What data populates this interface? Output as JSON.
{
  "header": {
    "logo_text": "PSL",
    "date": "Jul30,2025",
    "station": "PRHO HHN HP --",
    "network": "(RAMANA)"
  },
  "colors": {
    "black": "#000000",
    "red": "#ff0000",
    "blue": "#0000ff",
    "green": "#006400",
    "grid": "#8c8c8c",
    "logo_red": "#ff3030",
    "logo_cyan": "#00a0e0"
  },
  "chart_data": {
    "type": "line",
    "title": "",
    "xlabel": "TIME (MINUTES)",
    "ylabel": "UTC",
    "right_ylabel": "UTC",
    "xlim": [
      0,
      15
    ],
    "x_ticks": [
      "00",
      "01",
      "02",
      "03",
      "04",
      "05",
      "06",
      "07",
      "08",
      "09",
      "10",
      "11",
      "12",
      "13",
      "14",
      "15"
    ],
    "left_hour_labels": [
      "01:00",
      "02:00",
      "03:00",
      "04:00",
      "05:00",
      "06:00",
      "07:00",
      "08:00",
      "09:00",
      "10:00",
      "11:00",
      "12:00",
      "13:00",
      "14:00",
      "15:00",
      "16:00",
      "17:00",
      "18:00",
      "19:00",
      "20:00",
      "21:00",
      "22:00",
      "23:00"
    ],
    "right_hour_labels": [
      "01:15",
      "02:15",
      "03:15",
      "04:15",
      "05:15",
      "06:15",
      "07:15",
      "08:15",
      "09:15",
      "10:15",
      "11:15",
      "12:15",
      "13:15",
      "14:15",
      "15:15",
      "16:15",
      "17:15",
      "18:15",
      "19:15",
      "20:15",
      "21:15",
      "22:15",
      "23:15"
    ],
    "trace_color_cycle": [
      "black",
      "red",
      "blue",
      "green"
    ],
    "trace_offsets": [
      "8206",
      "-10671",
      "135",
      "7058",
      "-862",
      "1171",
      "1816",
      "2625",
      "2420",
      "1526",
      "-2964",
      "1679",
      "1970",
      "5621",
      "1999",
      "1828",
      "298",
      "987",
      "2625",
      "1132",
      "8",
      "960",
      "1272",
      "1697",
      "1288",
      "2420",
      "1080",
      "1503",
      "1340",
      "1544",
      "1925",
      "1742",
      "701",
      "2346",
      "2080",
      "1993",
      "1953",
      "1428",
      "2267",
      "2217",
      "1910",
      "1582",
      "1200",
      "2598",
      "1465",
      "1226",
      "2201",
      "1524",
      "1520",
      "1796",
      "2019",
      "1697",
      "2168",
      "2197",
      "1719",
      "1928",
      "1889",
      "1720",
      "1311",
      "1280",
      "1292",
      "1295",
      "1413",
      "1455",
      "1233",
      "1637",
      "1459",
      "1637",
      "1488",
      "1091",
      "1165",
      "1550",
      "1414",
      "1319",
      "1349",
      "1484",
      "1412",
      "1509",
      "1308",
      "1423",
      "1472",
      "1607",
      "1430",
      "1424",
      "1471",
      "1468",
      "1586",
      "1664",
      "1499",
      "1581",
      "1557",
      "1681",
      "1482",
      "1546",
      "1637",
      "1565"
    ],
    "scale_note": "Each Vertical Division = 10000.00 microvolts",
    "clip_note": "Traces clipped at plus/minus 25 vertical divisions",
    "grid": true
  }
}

--

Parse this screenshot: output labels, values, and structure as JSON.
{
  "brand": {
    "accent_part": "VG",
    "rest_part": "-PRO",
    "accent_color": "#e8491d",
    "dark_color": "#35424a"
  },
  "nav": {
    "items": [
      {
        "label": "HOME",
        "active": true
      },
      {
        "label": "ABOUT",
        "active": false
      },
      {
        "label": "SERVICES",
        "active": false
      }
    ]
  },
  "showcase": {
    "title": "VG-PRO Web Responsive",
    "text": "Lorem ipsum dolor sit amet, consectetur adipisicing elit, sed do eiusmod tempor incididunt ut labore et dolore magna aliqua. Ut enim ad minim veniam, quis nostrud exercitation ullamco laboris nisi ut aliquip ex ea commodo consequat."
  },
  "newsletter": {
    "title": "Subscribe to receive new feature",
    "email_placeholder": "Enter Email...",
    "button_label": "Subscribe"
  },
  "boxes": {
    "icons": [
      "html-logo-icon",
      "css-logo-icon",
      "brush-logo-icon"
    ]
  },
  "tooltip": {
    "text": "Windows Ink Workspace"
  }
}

## The exercise
Copy out each line that contains the word "this".

## Result
What data populates this interface? Output as JSON.
Parse this screenshot: output labels, values, and structure as JSON.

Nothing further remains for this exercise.